### Exercise directions
Can you find the lines of the listing that include "this" and copy every one?

### Records provided
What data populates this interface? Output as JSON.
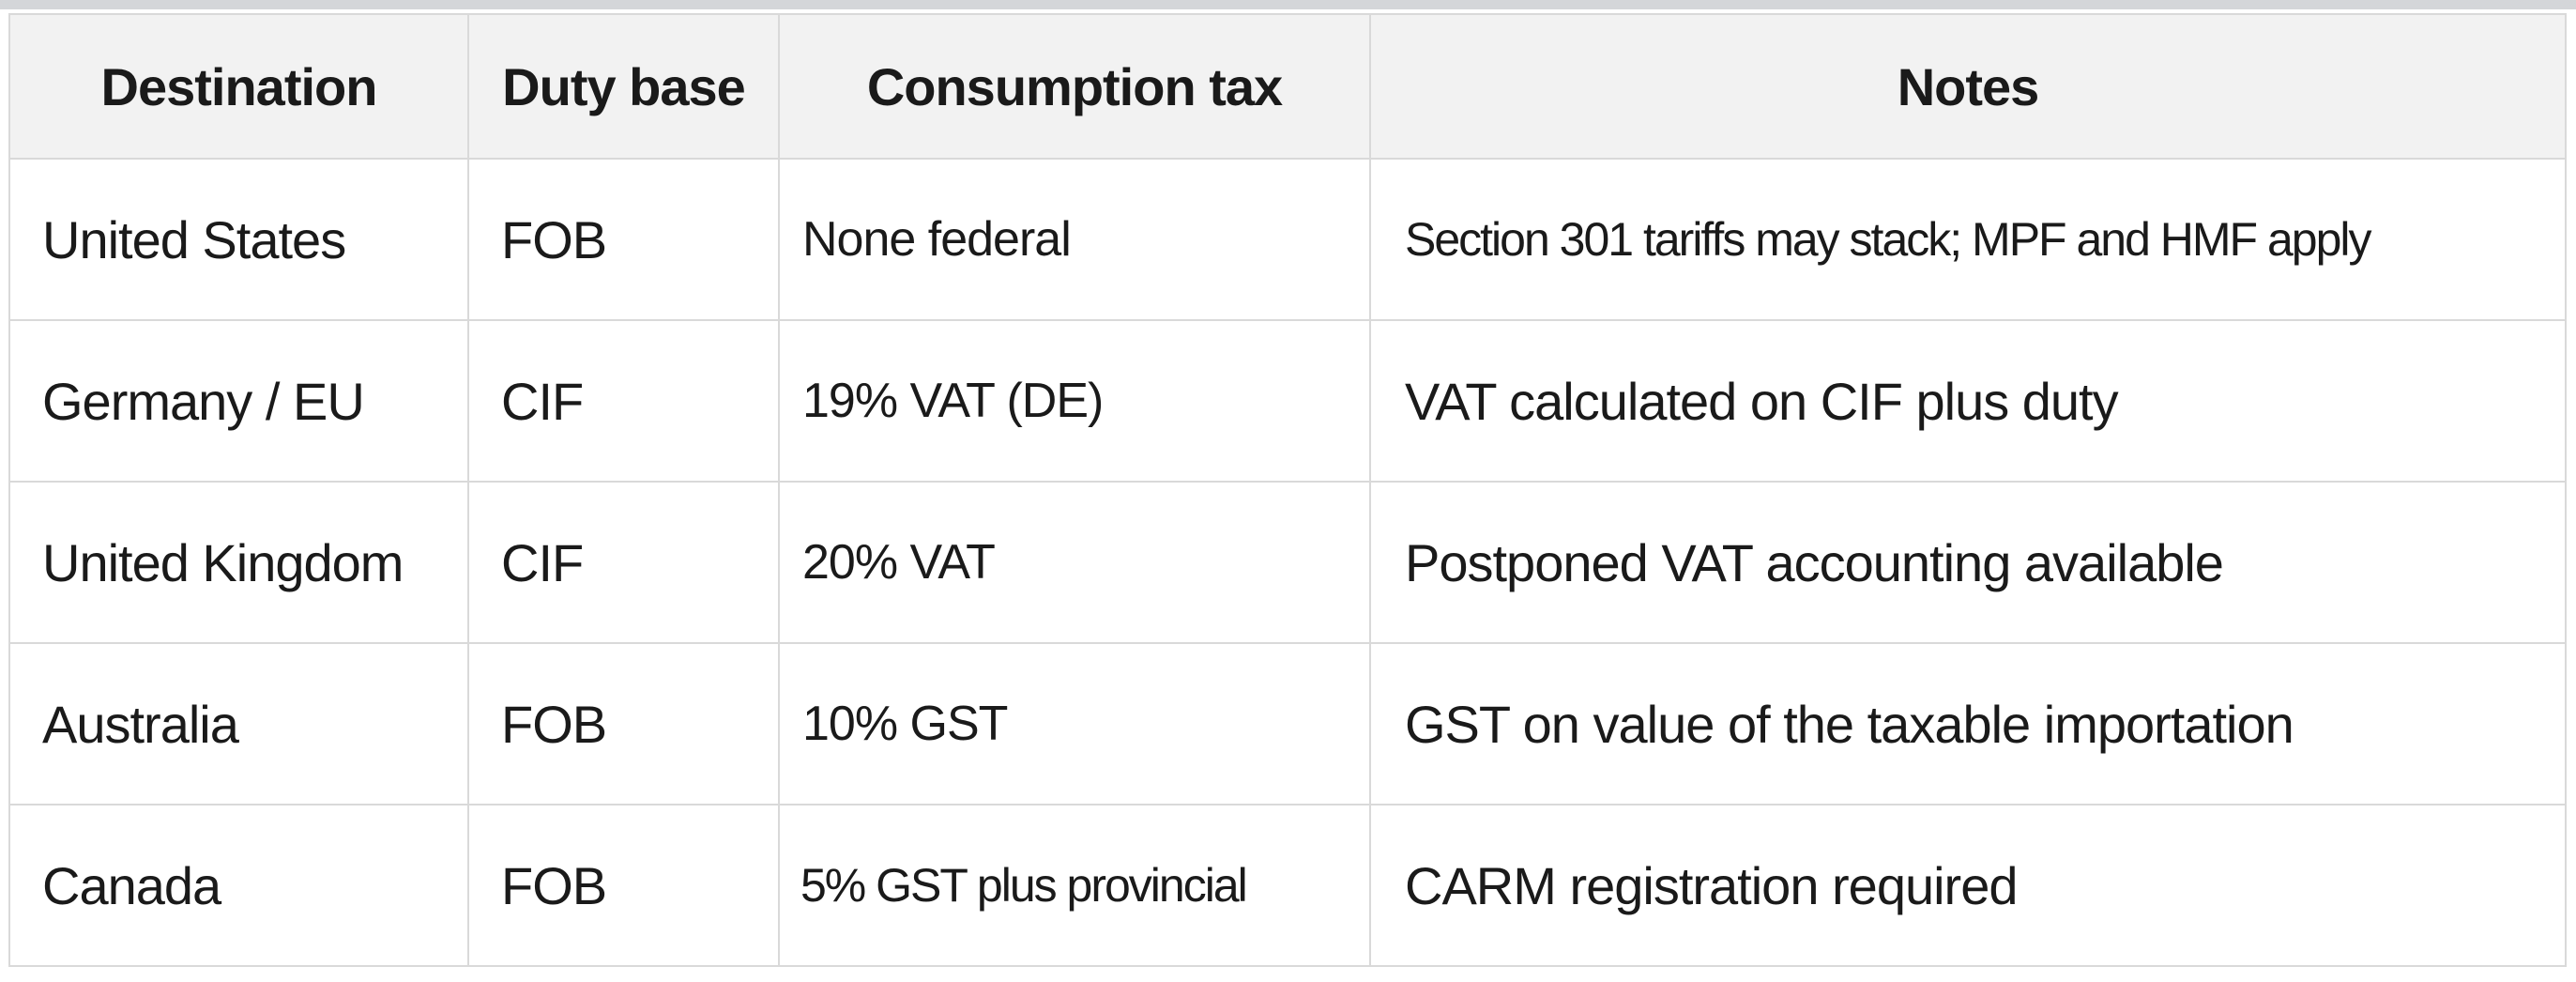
{
  "table": {
    "columns": [
      "Destination",
      "Duty base",
      "Consumption tax",
      "Notes"
    ],
    "rows": [
      [
        "United States",
        "FOB",
        "None federal",
        "Section 301 tariffs may stack; MPF and HMF apply"
      ],
      [
        "Germany / EU",
        "CIF",
        "19% VAT (DE)",
        "VAT calculated on CIF plus duty"
      ],
      [
        "United Kingdom",
        "CIF",
        "20% VAT",
        "Postponed VAT accounting available"
      ],
      [
        "Australia",
        "FOB",
        "10% GST",
        "GST on value of the taxable importation"
      ],
      [
        "Canada",
        "FOB",
        "5% GST plus provincial",
        "CARM registration required"
      ]
    ]
  }
}
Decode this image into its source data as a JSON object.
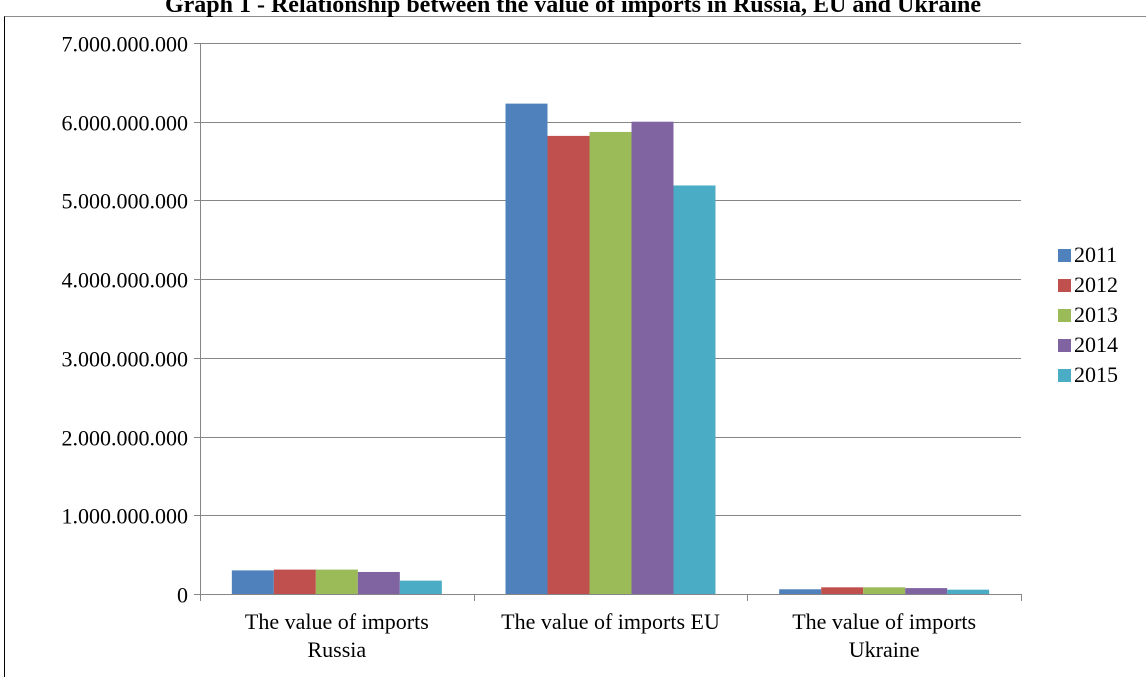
{
  "chart_data": {
    "type": "bar",
    "title": "Graph 1 - Relationship between the value of imports in Russia, EU and Ukraine",
    "xlabel": "",
    "ylabel": "",
    "categories": [
      [
        "The value of imports",
        "Russia"
      ],
      [
        "The value of imports EU"
      ],
      [
        "The value of imports",
        "Ukraine"
      ]
    ],
    "series": [
      {
        "name": "2011",
        "color": "#4F81BD",
        "values": [
          300000000,
          6230000000,
          60000000
        ]
      },
      {
        "name": "2012",
        "color": "#C0504D",
        "values": [
          310000000,
          5820000000,
          85000000
        ]
      },
      {
        "name": "2013",
        "color": "#9BBB59",
        "values": [
          310000000,
          5870000000,
          85000000
        ]
      },
      {
        "name": "2014",
        "color": "#8064A2",
        "values": [
          280000000,
          6000000000,
          75000000
        ]
      },
      {
        "name": "2015",
        "color": "#4BACC6",
        "values": [
          170000000,
          5190000000,
          55000000
        ]
      }
    ],
    "ylim": [
      0,
      7000000000
    ],
    "yticks": [
      "0",
      "1.000.000.000",
      "2.000.000.000",
      "3.000.000.000",
      "4.000.000.000",
      "5.000.000.000",
      "6.000.000.000",
      "7.000.000.000"
    ],
    "grid": true,
    "legend_position": "right"
  }
}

### Answer to the exercise
What data populates this interface? Output as JSON.
Decode this image into its source data as a JSON object.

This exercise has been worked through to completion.